=== Listed records ===

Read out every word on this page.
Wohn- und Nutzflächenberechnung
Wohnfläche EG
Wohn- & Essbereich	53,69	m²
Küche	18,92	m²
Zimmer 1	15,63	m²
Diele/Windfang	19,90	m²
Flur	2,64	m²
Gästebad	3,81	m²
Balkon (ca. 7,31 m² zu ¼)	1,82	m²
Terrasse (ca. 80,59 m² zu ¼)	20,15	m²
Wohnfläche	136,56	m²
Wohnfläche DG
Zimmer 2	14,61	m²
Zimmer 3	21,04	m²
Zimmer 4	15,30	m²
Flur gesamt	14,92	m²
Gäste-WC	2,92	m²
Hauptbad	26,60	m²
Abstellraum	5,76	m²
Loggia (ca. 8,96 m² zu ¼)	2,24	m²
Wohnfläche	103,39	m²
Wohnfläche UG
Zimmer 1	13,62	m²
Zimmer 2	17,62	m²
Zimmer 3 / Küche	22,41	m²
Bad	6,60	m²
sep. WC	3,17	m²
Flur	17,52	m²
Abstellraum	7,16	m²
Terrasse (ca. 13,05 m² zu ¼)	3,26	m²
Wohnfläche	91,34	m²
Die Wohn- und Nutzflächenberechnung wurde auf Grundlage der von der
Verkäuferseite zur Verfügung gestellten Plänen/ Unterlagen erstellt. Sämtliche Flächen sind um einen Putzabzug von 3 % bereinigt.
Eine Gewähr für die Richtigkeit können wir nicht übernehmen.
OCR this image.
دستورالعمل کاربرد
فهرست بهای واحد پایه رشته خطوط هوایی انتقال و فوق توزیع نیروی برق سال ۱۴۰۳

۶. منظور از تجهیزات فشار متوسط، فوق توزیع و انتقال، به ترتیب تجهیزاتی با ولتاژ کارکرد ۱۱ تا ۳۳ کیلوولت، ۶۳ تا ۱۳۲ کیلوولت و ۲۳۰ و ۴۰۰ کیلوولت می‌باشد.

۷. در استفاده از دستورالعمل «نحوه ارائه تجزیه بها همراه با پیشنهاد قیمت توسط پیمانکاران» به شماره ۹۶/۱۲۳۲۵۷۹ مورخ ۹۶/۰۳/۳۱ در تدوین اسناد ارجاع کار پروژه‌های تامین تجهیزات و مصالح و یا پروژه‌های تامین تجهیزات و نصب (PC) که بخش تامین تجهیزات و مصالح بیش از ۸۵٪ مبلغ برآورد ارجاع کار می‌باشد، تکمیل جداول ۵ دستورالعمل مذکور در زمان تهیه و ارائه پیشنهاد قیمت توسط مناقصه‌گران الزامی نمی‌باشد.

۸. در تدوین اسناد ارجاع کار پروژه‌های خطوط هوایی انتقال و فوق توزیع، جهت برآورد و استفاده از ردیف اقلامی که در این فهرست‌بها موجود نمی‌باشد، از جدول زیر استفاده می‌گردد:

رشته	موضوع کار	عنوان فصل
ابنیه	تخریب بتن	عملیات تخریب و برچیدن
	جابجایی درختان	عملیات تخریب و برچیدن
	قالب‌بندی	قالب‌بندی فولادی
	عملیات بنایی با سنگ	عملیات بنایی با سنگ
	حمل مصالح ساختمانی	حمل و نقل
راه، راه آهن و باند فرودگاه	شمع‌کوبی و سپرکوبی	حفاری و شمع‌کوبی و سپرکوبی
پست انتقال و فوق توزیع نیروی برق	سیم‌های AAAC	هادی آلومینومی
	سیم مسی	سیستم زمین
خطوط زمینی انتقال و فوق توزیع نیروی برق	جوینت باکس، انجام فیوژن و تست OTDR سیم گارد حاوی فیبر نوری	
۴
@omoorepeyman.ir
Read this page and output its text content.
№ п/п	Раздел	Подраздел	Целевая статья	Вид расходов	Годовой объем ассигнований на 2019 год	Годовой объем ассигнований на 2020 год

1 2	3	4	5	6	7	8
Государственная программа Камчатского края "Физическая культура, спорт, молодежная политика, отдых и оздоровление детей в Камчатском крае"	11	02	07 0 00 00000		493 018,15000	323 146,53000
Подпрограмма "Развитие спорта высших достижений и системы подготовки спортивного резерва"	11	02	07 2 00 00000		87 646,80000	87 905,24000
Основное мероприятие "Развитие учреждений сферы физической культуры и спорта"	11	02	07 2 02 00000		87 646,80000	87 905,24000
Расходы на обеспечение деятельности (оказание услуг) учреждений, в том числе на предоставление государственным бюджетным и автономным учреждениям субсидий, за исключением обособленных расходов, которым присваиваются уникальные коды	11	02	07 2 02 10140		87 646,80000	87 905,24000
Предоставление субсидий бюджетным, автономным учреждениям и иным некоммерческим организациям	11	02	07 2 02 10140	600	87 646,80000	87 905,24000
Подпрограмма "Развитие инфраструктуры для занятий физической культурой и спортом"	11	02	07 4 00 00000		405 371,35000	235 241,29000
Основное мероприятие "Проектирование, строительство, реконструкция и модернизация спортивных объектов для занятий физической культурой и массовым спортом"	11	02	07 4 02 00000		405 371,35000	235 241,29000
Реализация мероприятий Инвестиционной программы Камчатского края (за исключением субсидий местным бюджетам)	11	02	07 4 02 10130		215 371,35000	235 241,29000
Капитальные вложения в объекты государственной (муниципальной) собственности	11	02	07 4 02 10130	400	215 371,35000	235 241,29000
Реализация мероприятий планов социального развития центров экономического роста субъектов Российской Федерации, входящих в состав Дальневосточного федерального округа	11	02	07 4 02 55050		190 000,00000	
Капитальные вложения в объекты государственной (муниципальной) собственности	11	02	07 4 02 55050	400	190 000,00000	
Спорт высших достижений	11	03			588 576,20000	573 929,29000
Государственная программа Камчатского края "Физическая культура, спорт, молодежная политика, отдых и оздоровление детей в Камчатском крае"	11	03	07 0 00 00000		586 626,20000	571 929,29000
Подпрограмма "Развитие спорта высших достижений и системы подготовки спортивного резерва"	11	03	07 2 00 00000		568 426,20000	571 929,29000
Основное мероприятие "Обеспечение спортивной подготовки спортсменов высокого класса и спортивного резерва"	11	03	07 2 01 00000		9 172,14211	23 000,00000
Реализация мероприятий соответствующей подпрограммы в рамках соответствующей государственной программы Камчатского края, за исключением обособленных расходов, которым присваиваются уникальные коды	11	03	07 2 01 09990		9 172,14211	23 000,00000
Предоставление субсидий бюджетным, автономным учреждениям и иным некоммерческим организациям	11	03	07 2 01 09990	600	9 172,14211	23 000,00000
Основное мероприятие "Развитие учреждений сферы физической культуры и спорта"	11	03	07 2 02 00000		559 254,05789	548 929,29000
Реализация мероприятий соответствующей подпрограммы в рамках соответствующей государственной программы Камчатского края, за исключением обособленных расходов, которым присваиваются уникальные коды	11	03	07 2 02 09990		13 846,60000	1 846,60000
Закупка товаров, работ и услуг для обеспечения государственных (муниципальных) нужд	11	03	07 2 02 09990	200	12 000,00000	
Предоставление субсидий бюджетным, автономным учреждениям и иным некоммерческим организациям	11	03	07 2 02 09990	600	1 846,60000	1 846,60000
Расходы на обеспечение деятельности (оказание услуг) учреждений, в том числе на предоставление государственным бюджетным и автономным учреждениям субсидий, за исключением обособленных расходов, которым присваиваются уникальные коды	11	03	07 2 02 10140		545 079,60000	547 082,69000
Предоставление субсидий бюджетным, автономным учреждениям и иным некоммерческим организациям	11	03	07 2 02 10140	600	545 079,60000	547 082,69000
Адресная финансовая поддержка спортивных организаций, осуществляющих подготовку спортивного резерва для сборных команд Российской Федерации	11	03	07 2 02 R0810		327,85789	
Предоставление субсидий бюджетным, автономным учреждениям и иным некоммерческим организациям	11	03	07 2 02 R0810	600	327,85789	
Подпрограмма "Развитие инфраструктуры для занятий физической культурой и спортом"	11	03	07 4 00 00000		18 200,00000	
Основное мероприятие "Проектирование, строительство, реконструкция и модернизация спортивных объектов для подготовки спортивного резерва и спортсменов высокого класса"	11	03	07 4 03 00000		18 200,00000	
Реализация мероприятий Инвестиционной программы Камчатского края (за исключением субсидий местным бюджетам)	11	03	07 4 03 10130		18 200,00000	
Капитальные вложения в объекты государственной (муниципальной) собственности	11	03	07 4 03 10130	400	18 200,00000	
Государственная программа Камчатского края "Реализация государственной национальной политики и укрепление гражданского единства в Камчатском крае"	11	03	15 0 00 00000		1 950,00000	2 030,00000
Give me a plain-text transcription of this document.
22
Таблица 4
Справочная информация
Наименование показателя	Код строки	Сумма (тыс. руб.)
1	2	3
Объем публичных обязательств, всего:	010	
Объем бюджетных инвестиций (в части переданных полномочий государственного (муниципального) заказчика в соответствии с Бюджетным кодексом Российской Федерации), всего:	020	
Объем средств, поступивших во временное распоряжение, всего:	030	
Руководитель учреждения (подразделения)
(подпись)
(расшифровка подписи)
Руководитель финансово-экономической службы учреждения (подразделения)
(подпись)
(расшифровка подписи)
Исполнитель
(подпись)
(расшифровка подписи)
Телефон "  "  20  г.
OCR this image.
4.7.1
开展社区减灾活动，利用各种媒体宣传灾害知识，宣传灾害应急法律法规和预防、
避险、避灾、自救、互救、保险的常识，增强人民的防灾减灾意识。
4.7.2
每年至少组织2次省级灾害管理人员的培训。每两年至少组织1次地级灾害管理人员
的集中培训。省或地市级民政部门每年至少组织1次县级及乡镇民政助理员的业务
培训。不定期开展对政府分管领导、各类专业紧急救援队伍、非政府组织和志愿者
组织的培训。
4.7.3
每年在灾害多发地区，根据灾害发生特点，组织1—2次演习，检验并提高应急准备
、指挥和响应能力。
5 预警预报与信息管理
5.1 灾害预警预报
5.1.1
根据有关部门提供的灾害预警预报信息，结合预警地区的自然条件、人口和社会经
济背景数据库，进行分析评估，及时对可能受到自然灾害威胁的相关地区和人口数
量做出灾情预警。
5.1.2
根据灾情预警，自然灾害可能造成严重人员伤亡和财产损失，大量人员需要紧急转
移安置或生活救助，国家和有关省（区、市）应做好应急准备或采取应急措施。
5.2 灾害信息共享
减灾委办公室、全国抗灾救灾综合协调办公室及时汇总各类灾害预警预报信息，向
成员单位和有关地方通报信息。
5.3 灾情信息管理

===

What you have to do: Count each line with "собственности" in it and report that figure by itself.

Result: 3